Stored items from a collection:
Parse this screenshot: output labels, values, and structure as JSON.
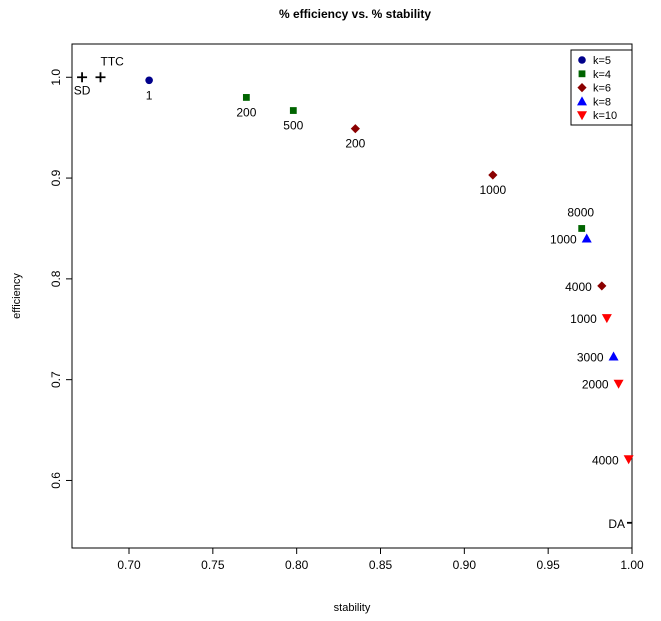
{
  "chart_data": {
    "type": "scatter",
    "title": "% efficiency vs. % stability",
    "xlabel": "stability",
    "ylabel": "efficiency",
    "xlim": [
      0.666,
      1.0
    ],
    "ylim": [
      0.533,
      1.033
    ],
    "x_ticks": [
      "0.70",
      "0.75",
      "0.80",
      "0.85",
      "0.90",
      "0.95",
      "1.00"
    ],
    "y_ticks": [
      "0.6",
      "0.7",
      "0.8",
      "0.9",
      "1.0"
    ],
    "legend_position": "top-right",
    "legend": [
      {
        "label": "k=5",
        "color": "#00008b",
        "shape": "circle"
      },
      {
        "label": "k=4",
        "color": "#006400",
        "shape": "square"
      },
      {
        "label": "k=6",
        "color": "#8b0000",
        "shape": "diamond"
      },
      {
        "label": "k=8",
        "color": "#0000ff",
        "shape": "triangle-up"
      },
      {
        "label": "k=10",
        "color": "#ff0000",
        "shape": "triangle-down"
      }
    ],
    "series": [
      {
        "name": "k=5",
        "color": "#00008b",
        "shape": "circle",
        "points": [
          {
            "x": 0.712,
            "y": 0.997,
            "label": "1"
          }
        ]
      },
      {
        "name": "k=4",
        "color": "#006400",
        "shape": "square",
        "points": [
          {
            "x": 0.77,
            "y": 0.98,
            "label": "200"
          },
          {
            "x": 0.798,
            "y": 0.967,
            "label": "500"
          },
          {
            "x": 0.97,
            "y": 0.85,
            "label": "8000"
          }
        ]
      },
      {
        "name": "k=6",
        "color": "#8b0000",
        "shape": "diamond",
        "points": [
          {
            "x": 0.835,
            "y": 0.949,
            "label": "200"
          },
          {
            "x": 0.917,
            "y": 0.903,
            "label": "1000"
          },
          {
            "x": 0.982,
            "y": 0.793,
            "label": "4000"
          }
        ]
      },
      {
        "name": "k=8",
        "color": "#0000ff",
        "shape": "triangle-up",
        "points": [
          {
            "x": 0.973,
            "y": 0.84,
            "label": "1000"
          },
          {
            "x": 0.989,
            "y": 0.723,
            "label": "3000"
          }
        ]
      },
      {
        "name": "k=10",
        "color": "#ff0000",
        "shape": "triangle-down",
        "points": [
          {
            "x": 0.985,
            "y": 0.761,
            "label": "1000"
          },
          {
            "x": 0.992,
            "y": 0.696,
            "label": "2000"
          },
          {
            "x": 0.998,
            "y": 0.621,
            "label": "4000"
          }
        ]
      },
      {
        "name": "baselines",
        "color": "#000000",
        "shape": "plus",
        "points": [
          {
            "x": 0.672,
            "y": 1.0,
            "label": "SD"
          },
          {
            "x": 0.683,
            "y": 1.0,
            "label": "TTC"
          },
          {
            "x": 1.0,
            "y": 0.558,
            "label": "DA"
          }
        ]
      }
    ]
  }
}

▶ Exercise prompt
Some lines of the records may hold the word "shape". How many do? Answer with a number and nothing else.

▶ Reply
11